───── RECORDS PROVIDED ─────

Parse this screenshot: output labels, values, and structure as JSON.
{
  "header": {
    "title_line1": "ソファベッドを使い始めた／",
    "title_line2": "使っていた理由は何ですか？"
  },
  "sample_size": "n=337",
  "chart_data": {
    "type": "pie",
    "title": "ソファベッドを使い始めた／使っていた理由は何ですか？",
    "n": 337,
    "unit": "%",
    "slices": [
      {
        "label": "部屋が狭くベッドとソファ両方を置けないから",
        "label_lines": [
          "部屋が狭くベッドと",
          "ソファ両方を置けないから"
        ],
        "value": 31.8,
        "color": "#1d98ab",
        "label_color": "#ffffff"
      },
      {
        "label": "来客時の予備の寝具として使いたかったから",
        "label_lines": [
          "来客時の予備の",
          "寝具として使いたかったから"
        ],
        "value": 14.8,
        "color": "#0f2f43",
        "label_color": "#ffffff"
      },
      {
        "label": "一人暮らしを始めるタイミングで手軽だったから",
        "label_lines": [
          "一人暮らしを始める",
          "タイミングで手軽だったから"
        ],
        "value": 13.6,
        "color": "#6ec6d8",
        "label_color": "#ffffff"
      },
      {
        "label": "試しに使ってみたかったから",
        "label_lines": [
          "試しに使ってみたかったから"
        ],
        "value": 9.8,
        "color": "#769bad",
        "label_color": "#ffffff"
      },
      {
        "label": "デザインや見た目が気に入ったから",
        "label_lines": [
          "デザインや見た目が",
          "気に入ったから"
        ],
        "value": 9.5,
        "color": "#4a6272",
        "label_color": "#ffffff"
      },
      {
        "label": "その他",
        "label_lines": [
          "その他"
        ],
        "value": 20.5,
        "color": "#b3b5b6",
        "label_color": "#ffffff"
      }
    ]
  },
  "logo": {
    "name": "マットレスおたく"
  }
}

─────
───── RECORDS PROVIDED ─────

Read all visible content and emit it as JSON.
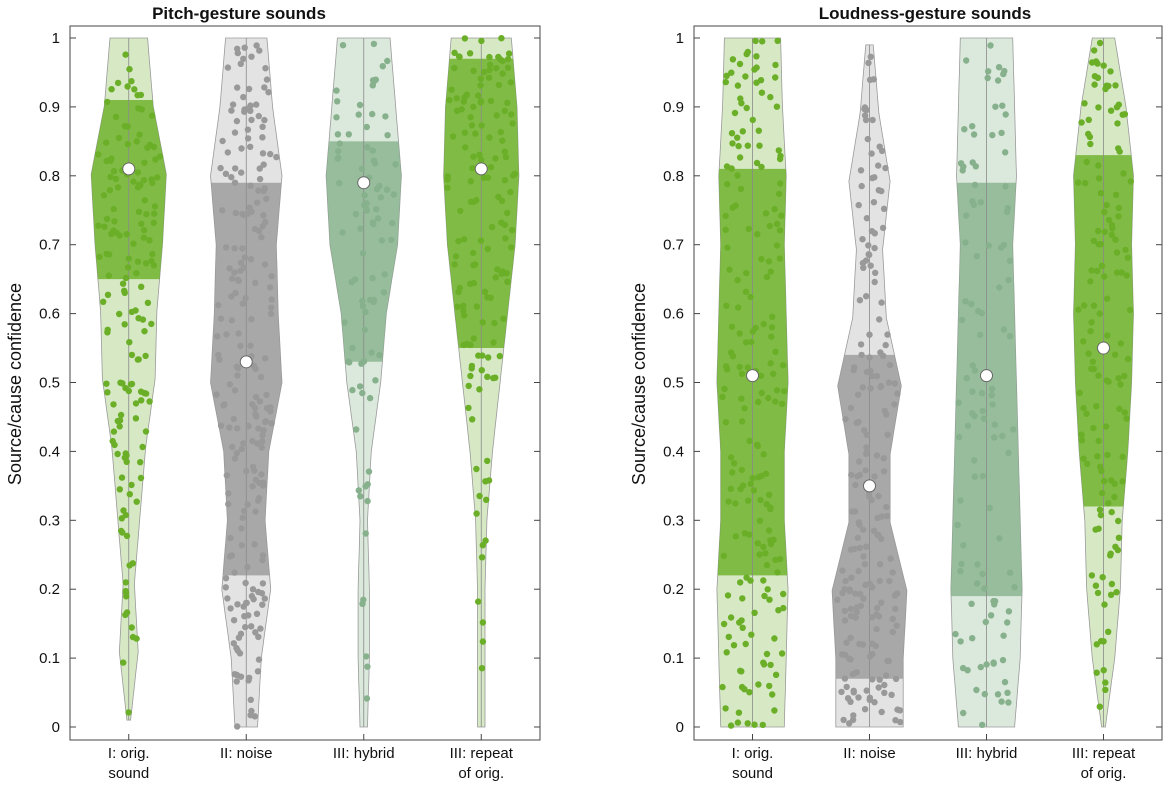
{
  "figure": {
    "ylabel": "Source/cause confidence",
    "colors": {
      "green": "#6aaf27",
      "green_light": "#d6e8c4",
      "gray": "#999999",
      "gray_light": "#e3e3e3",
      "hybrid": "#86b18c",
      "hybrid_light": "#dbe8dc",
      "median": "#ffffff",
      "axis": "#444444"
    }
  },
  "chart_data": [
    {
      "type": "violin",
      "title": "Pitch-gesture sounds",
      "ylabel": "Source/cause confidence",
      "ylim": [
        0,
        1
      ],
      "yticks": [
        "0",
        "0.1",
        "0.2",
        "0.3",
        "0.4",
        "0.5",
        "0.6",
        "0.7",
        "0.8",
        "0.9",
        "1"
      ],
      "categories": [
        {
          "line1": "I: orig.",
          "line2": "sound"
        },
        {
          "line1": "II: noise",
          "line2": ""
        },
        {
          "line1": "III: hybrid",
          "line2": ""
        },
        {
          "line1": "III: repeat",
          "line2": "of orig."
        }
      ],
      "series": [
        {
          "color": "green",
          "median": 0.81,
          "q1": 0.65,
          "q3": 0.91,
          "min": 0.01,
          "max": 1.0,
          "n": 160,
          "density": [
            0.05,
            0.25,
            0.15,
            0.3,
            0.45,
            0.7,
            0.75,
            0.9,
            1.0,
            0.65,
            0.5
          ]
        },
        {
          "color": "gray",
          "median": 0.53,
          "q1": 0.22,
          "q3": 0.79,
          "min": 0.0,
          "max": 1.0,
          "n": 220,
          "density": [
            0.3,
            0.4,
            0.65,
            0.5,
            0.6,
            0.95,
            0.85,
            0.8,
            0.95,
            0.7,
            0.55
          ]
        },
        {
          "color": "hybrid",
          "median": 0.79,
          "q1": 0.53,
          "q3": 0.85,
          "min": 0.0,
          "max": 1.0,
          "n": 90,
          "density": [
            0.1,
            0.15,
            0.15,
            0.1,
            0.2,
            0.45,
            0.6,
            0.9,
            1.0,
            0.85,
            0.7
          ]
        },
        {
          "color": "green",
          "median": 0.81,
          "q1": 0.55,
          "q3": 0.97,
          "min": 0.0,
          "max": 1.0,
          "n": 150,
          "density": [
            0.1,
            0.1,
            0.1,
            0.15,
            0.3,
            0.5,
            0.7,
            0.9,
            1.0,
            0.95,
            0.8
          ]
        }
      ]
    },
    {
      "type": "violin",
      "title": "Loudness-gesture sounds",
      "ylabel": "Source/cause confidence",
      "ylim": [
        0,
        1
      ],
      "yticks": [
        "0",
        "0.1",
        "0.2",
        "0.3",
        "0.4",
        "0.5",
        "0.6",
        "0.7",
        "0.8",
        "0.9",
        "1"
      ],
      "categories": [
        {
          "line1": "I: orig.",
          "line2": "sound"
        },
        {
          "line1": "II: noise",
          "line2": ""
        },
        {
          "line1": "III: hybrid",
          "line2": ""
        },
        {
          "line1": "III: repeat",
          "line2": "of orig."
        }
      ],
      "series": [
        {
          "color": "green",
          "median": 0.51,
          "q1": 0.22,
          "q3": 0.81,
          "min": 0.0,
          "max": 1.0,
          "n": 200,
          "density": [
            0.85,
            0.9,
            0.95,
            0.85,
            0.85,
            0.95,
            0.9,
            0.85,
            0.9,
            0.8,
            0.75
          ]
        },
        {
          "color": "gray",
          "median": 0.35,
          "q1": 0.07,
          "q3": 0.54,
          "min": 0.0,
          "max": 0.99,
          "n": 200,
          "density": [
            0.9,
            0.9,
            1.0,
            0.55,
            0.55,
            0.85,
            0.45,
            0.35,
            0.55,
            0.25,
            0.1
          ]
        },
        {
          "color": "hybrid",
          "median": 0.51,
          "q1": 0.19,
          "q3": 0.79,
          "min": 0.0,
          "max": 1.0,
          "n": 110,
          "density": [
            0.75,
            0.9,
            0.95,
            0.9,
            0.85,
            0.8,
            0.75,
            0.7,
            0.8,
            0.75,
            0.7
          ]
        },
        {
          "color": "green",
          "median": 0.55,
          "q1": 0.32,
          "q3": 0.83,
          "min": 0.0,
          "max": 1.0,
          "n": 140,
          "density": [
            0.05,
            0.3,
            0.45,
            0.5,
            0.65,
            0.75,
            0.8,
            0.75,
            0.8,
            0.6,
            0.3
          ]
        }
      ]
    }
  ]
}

─────
───── RECORDS PROVIDED ─────

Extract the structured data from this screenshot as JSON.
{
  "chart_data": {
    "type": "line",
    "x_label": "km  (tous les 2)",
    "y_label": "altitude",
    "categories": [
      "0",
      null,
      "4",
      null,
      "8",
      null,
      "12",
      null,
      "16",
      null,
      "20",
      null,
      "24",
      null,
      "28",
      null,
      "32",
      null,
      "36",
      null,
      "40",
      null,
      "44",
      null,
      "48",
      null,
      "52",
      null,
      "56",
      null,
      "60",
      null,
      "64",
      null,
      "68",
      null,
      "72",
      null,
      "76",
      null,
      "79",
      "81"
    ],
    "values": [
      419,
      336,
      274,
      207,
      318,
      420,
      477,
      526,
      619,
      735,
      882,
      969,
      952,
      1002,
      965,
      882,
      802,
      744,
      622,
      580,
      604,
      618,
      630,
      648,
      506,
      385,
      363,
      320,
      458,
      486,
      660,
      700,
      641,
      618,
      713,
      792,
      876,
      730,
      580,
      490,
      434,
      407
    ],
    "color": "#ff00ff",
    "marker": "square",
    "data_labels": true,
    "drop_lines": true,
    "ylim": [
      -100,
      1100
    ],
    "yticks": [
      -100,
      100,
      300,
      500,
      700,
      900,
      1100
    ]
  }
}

─────

◆ DIRECTIONS FOR THIS TASK ◆
Determine the number of lines in the data that contain "使っていた理由は何ですか" as a word or string, and state only that number.

◆ FULL OUTPUT ◆
2